— Start Data to use —
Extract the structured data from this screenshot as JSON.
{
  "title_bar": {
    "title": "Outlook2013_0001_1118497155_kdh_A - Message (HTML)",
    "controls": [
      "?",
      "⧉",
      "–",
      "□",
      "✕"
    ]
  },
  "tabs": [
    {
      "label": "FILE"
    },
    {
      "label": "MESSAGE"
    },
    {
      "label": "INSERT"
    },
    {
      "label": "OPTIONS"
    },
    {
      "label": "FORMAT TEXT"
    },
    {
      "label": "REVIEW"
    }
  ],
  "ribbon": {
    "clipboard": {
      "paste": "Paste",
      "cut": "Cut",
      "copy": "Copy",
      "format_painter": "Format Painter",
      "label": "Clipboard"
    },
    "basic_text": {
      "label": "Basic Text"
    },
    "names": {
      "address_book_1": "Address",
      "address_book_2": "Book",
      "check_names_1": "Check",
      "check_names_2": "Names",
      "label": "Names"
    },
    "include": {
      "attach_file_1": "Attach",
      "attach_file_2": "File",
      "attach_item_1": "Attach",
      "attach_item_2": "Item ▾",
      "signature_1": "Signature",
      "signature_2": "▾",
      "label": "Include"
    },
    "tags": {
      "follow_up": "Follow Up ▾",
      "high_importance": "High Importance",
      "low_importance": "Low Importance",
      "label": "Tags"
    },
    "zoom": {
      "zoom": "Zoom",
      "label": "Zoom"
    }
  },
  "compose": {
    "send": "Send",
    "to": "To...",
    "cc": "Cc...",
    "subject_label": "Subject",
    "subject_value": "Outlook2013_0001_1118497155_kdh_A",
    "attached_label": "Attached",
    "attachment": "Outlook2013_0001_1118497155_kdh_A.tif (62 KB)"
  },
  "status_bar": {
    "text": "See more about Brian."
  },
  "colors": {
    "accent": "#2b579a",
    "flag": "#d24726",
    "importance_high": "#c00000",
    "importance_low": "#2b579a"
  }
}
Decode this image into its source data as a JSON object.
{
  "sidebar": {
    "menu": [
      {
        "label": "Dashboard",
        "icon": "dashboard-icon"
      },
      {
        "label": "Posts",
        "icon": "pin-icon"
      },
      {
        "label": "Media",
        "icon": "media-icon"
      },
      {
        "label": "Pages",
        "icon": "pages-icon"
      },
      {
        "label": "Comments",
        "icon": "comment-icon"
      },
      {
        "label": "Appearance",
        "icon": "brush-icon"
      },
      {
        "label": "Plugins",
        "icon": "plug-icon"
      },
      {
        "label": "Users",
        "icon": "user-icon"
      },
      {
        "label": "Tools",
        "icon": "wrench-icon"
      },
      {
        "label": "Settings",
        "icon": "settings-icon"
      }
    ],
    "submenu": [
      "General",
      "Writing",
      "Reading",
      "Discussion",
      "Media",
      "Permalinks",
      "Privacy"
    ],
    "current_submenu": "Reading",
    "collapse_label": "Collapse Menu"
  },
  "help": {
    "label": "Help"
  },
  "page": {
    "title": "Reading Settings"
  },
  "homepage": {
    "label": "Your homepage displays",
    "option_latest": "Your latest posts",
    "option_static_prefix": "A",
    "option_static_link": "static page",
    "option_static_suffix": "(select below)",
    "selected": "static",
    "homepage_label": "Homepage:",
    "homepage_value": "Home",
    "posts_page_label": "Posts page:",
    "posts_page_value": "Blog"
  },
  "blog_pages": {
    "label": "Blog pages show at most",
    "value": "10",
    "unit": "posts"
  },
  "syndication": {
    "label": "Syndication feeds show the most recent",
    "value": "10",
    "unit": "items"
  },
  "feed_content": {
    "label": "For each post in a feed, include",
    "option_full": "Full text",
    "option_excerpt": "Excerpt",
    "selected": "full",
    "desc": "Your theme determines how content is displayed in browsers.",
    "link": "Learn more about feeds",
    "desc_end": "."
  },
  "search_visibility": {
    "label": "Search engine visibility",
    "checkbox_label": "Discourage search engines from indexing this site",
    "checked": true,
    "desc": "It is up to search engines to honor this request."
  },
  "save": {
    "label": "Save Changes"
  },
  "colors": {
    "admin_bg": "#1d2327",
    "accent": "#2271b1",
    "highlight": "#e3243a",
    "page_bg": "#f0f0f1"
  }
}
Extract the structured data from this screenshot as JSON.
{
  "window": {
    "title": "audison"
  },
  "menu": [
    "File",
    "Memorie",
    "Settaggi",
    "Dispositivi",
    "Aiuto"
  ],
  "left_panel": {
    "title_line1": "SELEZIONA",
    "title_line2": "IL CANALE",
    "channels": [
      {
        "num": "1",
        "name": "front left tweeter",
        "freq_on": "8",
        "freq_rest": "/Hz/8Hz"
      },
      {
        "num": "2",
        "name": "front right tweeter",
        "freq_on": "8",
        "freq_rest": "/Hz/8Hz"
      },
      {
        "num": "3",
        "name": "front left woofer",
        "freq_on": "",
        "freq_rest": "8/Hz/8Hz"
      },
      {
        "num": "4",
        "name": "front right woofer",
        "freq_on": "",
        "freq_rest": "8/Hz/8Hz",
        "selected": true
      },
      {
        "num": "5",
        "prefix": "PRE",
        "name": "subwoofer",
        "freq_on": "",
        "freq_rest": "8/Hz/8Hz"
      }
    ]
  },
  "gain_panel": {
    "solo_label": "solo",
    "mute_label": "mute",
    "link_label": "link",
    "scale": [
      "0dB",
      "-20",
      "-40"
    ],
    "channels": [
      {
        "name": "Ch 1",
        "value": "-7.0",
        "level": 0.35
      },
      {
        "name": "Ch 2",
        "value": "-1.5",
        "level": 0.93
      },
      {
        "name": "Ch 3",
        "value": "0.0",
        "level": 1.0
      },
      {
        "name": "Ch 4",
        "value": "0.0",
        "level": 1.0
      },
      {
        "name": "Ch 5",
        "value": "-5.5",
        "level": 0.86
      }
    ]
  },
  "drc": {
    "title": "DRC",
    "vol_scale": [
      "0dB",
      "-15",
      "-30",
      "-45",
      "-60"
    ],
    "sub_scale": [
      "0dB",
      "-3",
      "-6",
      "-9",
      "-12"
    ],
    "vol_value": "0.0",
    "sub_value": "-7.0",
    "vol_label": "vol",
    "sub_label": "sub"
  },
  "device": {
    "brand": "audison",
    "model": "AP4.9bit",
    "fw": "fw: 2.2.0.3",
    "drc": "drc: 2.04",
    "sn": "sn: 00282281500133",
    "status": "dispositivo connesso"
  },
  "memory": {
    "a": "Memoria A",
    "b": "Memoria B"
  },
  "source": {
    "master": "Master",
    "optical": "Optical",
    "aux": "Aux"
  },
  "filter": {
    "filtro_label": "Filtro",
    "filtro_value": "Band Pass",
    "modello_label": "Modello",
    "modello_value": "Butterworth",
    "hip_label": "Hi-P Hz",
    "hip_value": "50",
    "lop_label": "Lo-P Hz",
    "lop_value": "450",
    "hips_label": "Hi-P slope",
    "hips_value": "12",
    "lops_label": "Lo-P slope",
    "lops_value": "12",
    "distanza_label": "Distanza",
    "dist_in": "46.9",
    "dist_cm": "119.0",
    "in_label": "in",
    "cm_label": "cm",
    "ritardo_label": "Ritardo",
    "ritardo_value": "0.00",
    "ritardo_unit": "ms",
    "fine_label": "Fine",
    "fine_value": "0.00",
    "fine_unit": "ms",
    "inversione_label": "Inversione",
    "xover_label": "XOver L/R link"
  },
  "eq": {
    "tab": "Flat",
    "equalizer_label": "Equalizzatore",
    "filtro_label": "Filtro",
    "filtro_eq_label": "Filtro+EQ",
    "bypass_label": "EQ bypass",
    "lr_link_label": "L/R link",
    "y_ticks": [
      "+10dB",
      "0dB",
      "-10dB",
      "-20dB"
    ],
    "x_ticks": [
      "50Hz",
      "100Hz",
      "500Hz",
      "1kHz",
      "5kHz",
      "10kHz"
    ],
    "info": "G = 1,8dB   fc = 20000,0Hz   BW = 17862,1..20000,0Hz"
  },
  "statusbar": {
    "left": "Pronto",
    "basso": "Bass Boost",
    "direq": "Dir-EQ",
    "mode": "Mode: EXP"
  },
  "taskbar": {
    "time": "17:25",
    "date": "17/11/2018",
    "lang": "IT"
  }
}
— End Data to use —
Work to be completed = Collect the lines of the records that include the string "selected".

Task result =
    "selected": "static",
    "selected": "full",
        "selected": true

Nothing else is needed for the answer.